[Entries taken from a collection]
[BEGIN]

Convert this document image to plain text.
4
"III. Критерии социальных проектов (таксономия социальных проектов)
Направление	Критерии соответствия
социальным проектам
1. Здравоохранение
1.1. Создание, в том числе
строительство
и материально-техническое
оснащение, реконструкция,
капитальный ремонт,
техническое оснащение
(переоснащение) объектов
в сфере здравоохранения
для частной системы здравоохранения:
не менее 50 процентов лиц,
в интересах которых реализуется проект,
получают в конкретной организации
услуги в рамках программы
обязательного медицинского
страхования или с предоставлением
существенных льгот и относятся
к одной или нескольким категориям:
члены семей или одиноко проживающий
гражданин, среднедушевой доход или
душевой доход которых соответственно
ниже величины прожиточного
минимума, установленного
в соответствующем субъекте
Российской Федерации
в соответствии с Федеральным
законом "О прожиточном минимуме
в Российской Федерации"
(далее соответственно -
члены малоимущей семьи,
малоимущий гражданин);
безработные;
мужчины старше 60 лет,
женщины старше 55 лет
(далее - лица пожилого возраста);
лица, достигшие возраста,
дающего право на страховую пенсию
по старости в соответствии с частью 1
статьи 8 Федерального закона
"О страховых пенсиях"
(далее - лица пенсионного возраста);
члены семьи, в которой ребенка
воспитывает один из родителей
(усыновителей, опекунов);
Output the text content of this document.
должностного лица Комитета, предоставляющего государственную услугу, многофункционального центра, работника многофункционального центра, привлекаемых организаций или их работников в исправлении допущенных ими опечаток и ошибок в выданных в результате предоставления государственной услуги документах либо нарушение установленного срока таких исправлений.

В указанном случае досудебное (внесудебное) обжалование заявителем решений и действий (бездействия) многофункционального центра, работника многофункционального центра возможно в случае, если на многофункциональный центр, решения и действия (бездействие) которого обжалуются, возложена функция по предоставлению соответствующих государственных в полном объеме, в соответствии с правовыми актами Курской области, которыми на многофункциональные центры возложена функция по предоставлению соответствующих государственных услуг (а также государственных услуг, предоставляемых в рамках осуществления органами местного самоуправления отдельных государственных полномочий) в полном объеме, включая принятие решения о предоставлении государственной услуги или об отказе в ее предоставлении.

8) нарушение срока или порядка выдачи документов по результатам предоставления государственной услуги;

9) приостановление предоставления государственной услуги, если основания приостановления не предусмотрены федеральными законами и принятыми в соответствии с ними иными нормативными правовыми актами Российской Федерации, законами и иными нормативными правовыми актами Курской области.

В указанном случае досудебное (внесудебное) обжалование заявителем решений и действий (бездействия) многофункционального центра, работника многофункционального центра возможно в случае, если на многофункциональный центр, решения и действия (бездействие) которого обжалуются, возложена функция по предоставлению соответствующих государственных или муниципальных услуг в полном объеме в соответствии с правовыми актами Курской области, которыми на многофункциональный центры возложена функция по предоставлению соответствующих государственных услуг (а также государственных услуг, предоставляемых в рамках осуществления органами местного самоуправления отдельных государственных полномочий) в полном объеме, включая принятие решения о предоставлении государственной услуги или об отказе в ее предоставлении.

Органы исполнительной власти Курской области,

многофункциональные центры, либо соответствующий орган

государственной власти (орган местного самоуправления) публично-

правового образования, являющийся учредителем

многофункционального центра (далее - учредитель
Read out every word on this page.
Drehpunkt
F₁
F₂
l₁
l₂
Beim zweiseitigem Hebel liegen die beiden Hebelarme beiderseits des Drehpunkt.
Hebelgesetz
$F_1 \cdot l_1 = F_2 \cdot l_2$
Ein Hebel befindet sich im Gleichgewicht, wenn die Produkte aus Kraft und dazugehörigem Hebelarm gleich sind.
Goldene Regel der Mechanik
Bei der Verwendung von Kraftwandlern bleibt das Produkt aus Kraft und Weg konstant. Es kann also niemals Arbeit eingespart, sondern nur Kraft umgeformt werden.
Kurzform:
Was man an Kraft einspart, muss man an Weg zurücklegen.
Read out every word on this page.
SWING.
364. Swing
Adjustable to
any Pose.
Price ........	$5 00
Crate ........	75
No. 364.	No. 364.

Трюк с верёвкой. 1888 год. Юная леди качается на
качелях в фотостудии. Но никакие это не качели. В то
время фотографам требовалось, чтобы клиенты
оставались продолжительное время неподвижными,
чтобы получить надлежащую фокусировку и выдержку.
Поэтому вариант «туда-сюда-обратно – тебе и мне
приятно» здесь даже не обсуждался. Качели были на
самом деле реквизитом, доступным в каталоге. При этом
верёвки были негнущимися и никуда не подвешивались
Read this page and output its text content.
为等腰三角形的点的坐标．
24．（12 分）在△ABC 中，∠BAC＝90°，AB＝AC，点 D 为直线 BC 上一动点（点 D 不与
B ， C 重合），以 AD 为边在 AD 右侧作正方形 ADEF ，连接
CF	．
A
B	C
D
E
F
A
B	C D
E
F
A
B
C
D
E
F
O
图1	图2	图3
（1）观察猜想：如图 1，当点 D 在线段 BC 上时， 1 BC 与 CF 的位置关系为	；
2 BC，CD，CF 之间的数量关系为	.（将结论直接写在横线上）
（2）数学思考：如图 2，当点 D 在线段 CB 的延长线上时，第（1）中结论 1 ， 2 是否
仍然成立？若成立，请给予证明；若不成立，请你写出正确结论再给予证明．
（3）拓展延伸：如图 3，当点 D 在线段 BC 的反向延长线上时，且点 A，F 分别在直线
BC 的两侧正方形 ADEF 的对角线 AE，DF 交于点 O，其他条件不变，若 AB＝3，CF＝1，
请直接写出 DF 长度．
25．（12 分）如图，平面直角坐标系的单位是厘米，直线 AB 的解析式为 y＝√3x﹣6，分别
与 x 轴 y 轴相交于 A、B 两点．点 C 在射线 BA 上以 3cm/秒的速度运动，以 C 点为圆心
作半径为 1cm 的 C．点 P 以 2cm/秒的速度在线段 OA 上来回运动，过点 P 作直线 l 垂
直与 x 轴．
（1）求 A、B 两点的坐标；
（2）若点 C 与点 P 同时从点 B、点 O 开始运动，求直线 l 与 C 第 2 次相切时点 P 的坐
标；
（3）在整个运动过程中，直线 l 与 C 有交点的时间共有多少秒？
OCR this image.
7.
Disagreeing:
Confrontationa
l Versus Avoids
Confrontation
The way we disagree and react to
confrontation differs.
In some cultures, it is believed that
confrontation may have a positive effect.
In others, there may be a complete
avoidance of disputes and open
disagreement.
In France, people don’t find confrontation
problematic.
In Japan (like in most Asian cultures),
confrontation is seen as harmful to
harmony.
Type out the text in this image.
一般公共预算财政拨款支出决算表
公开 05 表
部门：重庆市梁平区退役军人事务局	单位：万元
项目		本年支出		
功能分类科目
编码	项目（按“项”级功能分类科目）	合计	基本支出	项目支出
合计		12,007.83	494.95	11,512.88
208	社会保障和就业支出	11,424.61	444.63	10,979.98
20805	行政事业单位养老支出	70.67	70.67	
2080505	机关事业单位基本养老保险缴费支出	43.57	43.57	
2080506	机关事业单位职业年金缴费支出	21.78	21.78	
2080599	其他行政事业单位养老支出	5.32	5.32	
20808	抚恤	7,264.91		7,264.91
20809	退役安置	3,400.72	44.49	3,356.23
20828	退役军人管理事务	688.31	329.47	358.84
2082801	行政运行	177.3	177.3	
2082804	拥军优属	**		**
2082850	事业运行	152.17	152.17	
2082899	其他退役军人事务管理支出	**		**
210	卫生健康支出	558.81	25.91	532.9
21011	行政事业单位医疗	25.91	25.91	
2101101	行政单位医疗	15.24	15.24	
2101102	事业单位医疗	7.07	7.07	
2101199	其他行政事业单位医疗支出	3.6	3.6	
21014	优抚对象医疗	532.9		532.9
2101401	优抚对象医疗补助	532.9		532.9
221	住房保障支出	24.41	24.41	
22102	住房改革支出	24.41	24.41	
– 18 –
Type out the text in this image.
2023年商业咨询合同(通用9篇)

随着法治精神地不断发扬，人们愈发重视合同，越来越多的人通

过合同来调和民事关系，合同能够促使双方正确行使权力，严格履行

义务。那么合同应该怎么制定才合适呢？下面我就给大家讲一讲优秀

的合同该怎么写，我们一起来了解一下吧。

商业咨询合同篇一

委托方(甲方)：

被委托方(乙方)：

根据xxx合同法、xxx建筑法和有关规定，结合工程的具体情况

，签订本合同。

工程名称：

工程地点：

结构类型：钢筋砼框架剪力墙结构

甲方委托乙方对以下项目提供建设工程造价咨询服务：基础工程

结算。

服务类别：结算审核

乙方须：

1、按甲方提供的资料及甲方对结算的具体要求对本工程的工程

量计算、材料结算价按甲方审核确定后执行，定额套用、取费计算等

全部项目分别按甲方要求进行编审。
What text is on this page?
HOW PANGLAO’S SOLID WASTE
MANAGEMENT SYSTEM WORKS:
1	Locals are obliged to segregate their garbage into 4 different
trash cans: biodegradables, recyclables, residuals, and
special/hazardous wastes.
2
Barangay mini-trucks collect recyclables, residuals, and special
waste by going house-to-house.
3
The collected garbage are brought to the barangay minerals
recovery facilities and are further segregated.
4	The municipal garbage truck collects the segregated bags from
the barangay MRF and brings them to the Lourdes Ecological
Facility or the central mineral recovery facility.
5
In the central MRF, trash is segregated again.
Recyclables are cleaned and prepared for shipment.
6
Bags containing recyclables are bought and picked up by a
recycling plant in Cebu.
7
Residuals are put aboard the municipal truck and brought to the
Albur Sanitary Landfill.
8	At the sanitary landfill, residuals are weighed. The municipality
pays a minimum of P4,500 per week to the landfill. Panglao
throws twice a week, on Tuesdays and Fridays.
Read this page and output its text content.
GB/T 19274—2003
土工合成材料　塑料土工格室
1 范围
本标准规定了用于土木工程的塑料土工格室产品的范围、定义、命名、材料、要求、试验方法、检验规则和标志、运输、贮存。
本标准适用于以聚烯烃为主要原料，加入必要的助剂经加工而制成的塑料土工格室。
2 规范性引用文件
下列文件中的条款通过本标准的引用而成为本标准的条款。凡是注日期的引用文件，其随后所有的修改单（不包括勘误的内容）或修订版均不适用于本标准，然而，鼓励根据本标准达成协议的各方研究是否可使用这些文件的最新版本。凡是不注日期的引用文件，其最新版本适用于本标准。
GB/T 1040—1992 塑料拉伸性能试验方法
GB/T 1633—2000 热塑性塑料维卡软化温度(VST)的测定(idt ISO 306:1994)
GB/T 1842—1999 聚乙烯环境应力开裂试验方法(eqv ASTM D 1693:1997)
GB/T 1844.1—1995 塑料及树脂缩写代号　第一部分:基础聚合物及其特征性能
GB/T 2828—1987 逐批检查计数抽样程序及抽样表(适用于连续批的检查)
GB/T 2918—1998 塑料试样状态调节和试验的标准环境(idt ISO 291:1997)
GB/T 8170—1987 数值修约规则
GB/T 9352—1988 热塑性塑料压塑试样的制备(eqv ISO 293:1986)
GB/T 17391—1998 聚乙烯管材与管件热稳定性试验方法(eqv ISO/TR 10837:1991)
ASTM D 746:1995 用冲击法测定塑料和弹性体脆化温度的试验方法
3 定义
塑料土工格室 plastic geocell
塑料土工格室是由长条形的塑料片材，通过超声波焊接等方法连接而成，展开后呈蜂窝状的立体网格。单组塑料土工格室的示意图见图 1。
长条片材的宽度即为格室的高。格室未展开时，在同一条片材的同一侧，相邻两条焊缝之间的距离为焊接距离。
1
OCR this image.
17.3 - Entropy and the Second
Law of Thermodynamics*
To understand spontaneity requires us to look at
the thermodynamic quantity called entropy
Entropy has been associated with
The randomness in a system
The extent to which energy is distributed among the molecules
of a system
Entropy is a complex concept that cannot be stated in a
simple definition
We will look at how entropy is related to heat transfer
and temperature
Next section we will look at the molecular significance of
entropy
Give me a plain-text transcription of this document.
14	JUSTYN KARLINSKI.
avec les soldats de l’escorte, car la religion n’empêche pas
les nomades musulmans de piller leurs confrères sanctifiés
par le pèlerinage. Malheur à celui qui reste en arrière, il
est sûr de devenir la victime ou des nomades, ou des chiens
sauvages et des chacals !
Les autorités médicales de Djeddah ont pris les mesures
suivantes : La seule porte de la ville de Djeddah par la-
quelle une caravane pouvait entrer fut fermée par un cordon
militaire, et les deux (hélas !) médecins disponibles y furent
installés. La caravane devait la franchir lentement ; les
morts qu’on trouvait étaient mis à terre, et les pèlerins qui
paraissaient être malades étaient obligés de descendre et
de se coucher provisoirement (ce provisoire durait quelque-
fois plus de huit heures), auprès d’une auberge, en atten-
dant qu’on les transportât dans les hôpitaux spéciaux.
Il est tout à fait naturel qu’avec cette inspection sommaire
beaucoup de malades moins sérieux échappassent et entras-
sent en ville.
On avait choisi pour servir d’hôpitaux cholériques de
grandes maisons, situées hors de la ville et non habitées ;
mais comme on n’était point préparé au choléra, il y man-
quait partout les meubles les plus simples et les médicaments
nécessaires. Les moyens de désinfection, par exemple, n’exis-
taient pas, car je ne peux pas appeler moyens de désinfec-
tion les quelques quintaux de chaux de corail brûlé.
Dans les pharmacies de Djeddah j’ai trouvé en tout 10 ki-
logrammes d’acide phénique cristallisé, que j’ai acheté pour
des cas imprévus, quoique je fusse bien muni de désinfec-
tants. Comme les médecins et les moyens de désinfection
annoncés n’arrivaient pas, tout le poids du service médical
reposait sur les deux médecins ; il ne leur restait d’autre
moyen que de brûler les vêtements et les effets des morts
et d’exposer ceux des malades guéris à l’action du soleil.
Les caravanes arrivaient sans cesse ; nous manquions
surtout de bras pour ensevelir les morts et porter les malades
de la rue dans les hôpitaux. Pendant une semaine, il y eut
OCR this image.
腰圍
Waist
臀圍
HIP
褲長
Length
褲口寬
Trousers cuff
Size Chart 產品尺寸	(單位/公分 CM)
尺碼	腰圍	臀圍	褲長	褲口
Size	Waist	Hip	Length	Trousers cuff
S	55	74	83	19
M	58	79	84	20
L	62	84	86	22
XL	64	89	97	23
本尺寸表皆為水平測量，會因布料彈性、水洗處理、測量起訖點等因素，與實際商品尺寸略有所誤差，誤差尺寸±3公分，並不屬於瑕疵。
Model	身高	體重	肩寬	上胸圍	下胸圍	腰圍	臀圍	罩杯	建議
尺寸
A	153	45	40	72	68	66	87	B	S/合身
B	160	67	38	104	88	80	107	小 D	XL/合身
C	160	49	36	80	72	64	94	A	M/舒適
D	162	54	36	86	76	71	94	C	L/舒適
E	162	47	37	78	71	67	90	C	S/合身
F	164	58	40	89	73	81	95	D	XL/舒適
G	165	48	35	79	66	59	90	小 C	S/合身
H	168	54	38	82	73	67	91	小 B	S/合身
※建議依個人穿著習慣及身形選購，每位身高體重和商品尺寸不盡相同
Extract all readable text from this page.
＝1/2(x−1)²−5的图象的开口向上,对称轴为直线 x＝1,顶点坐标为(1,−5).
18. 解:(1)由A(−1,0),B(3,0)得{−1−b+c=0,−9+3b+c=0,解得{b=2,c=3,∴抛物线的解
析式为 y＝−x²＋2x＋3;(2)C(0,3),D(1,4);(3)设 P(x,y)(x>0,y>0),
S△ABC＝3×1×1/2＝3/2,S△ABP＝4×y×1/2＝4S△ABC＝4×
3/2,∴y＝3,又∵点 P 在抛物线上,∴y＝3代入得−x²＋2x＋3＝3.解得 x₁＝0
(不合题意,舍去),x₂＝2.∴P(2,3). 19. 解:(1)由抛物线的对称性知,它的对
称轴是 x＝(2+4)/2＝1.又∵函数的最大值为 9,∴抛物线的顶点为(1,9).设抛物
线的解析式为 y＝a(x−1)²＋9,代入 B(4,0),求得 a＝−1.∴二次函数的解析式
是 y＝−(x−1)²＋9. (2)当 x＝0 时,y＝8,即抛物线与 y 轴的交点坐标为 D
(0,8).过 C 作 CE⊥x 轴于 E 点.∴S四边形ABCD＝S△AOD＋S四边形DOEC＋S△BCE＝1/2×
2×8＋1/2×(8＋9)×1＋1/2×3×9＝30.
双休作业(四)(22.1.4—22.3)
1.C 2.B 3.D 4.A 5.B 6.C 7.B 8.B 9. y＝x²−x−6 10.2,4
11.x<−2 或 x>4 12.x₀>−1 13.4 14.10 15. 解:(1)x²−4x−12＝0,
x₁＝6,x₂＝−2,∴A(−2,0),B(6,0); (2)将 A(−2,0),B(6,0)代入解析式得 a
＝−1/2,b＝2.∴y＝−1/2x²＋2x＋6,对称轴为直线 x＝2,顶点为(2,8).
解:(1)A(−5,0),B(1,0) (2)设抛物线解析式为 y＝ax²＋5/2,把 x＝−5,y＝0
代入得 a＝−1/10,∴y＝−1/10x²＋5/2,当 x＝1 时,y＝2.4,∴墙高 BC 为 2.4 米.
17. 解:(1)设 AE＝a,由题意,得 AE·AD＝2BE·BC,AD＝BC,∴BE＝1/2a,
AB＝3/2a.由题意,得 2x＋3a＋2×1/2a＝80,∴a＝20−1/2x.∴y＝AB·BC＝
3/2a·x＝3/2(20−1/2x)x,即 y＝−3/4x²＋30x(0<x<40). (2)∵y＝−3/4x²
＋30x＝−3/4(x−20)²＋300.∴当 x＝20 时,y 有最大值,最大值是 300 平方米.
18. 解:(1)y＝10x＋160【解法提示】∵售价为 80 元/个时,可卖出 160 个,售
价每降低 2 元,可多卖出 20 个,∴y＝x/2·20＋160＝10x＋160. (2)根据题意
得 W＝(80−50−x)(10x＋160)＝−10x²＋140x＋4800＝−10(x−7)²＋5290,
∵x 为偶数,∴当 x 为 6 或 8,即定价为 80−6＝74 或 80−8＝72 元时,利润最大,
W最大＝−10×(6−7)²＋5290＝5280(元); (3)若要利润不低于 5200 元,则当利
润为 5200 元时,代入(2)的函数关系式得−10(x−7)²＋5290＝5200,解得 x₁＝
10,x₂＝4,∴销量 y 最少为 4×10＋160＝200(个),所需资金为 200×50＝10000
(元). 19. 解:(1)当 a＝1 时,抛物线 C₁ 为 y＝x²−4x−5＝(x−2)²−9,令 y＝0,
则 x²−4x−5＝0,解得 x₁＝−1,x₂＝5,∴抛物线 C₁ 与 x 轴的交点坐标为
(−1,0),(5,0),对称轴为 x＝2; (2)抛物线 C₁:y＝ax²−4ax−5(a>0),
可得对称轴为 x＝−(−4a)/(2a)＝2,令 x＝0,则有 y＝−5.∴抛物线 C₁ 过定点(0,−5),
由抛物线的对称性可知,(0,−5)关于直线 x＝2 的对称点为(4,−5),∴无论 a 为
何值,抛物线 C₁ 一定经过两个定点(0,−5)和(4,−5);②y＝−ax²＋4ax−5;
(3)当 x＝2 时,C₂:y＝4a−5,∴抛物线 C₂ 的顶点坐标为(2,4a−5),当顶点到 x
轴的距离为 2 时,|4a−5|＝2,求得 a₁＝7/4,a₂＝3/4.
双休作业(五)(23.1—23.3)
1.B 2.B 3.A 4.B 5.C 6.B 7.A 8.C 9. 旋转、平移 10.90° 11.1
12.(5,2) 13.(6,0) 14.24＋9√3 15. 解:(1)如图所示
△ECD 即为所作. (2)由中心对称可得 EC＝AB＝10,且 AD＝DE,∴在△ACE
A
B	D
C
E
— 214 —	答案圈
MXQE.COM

[END]

From the entries above, extract every line where the word "cuff" appears.

Trousers cuff
Size	Waist	Hip	Length	Trousers cuff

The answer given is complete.